WHAT THIS TASK INVOLVES —
Write out the records that appear below, verbatim and complete, but without pictures.

Records that describe figures:
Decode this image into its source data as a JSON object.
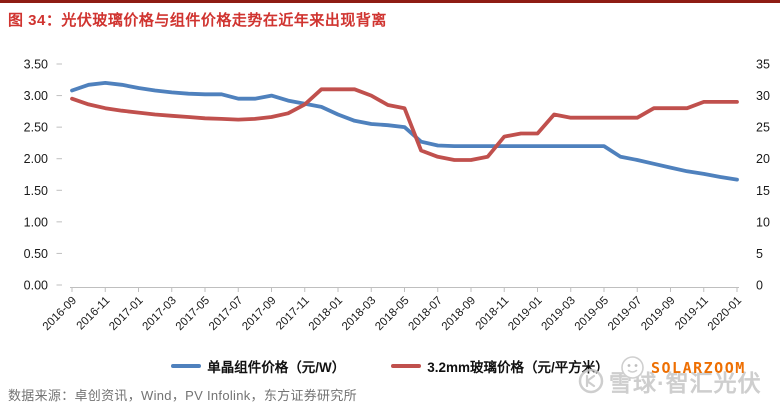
{
  "header": {
    "figure_title": "图 34：光伏玻璃价格与组件价格走势在近年来出现背离"
  },
  "footer": {
    "source": "数据来源：卓创资讯，Wind，PV Infolink，东方证券研究所"
  },
  "watermarks": {
    "xueqiu": "雪球·智汇光伏",
    "solarzoom": "SOLARZOOM"
  },
  "colors": {
    "title_red": "#d03430",
    "top_rule_red": "#8e1d14",
    "module_line_blue": "#4f81bd",
    "glass_line_red": "#c0504d",
    "axis_gray": "#bfbfbf",
    "source_text_gray": "#737373",
    "solarzoom_orange": "#ee6f02"
  },
  "chart_data": {
    "type": "line",
    "title": "光伏玻璃价格与组件价格走势在近年来出现背离",
    "grid": false,
    "legend_position": "bottom",
    "x": [
      "2016-09",
      "2016-10",
      "2016-11",
      "2016-12",
      "2017-01",
      "2017-02",
      "2017-03",
      "2017-04",
      "2017-05",
      "2017-06",
      "2017-07",
      "2017-08",
      "2017-09",
      "2017-10",
      "2017-11",
      "2017-12",
      "2018-01",
      "2018-02",
      "2018-03",
      "2018-04",
      "2018-05",
      "2018-06",
      "2018-07",
      "2018-08",
      "2018-09",
      "2018-10",
      "2018-11",
      "2018-12",
      "2019-01",
      "2019-02",
      "2019-03",
      "2019-04",
      "2019-05",
      "2019-06",
      "2019-07",
      "2019-08",
      "2019-09",
      "2019-10",
      "2019-11",
      "2019-12",
      "2020-01"
    ],
    "x_tick_labels": [
      "2016-09",
      "2016-11",
      "2017-01",
      "2017-03",
      "2017-05",
      "2017-07",
      "2017-09",
      "2017-11",
      "2018-01",
      "2018-03",
      "2018-05",
      "2018-07",
      "2018-09",
      "2018-11",
      "2019-01",
      "2019-03",
      "2019-05",
      "2019-07",
      "2019-09",
      "2019-11",
      "2020-01"
    ],
    "left_axis": {
      "min": 0,
      "max": 3.5,
      "ticks": [
        "3.50",
        "3.00",
        "2.50",
        "2.00",
        "1.50",
        "1.00",
        "0.50",
        "0.00"
      ]
    },
    "right_axis": {
      "min": 0,
      "max": 35,
      "ticks": [
        "35",
        "30",
        "25",
        "20",
        "15",
        "10",
        "5",
        "0"
      ]
    },
    "series": [
      {
        "name": "单晶组件价格（元/W）",
        "axis": "left",
        "color": "#4f81bd",
        "values": [
          3.08,
          3.17,
          3.2,
          3.17,
          3.12,
          3.08,
          3.05,
          3.03,
          3.02,
          3.02,
          2.95,
          2.95,
          3.0,
          2.92,
          2.87,
          2.82,
          2.7,
          2.6,
          2.55,
          2.53,
          2.5,
          2.27,
          2.21,
          2.2,
          2.2,
          2.2,
          2.2,
          2.2,
          2.2,
          2.2,
          2.2,
          2.2,
          2.2,
          2.03,
          1.98,
          1.92,
          1.86,
          1.8,
          1.76,
          1.71,
          1.67
        ]
      },
      {
        "name": "3.2mm玻璃价格（元/平方米）",
        "axis": "right",
        "color": "#c0504d",
        "values": [
          29.5,
          28.6,
          28.0,
          27.6,
          27.3,
          27.0,
          26.8,
          26.6,
          26.4,
          26.3,
          26.2,
          26.3,
          26.6,
          27.2,
          28.6,
          31.0,
          31.0,
          31.0,
          30.0,
          28.5,
          28.0,
          21.3,
          20.3,
          19.8,
          19.8,
          20.3,
          23.5,
          24.0,
          24.0,
          27.0,
          26.5,
          26.5,
          26.5,
          26.5,
          26.5,
          28.0,
          28.0,
          28.0,
          29.0,
          29.0,
          29.0
        ]
      }
    ]
  }
}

SOLUTION —
Decode this image into its source data as a JSON object.
{
  "header": {
    "figure_title": "图 34：光伏玻璃价格与组件价格走势在近年来出现背离"
  },
  "footer": {
    "source": "数据来源：卓创资讯，Wind，PV Infolink，东方证券研究所"
  },
  "watermarks": {
    "xueqiu": "雪球·智汇光伏",
    "solarzoom": "SOLARZOOM"
  },
  "colors": {
    "title_red": "#d03430",
    "top_rule_red": "#8e1d14",
    "module_line_blue": "#4f81bd",
    "glass_line_red": "#c0504d",
    "axis_gray": "#bfbfbf",
    "source_text_gray": "#737373",
    "solarzoom_orange": "#ee6f02"
  },
  "chart_data": {
    "type": "line",
    "title": "光伏玻璃价格与组件价格走势在近年来出现背离",
    "grid": false,
    "legend_position": "bottom",
    "x": [
      "2016-09",
      "2016-10",
      "2016-11",
      "2016-12",
      "2017-01",
      "2017-02",
      "2017-03",
      "2017-04",
      "2017-05",
      "2017-06",
      "2017-07",
      "2017-08",
      "2017-09",
      "2017-10",
      "2017-11",
      "2017-12",
      "2018-01",
      "2018-02",
      "2018-03",
      "2018-04",
      "2018-05",
      "2018-06",
      "2018-07",
      "2018-08",
      "2018-09",
      "2018-10",
      "2018-11",
      "2018-12",
      "2019-01",
      "2019-02",
      "2019-03",
      "2019-04",
      "2019-05",
      "2019-06",
      "2019-07",
      "2019-08",
      "2019-09",
      "2019-10",
      "2019-11",
      "2019-12",
      "2020-01"
    ],
    "x_tick_labels": [
      "2016-09",
      "2016-11",
      "2017-01",
      "2017-03",
      "2017-05",
      "2017-07",
      "2017-09",
      "2017-11",
      "2018-01",
      "2018-03",
      "2018-05",
      "2018-07",
      "2018-09",
      "2018-11",
      "2019-01",
      "2019-03",
      "2019-05",
      "2019-07",
      "2019-09",
      "2019-11",
      "2020-01"
    ],
    "left_axis": {
      "min": 0,
      "max": 3.5,
      "ticks": [
        "3.50",
        "3.00",
        "2.50",
        "2.00",
        "1.50",
        "1.00",
        "0.50",
        "0.00"
      ]
    },
    "right_axis": {
      "min": 0,
      "max": 35,
      "ticks": [
        "35",
        "30",
        "25",
        "20",
        "15",
        "10",
        "5",
        "0"
      ]
    },
    "series": [
      {
        "name": "单晶组件价格（元/W）",
        "axis": "left",
        "color": "#4f81bd",
        "values": [
          3.08,
          3.17,
          3.2,
          3.17,
          3.12,
          3.08,
          3.05,
          3.03,
          3.02,
          3.02,
          2.95,
          2.95,
          3.0,
          2.92,
          2.87,
          2.82,
          2.7,
          2.6,
          2.55,
          2.53,
          2.5,
          2.27,
          2.21,
          2.2,
          2.2,
          2.2,
          2.2,
          2.2,
          2.2,
          2.2,
          2.2,
          2.2,
          2.2,
          2.03,
          1.98,
          1.92,
          1.86,
          1.8,
          1.76,
          1.71,
          1.67
        ]
      },
      {
        "name": "3.2mm玻璃价格（元/平方米）",
        "axis": "right",
        "color": "#c0504d",
        "values": [
          29.5,
          28.6,
          28.0,
          27.6,
          27.3,
          27.0,
          26.8,
          26.6,
          26.4,
          26.3,
          26.2,
          26.3,
          26.6,
          27.2,
          28.6,
          31.0,
          31.0,
          31.0,
          30.0,
          28.5,
          28.0,
          21.3,
          20.3,
          19.8,
          19.8,
          20.3,
          23.5,
          24.0,
          24.0,
          27.0,
          26.5,
          26.5,
          26.5,
          26.5,
          26.5,
          28.0,
          28.0,
          28.0,
          29.0,
          29.0,
          29.0
        ]
      }
    ]
  }
}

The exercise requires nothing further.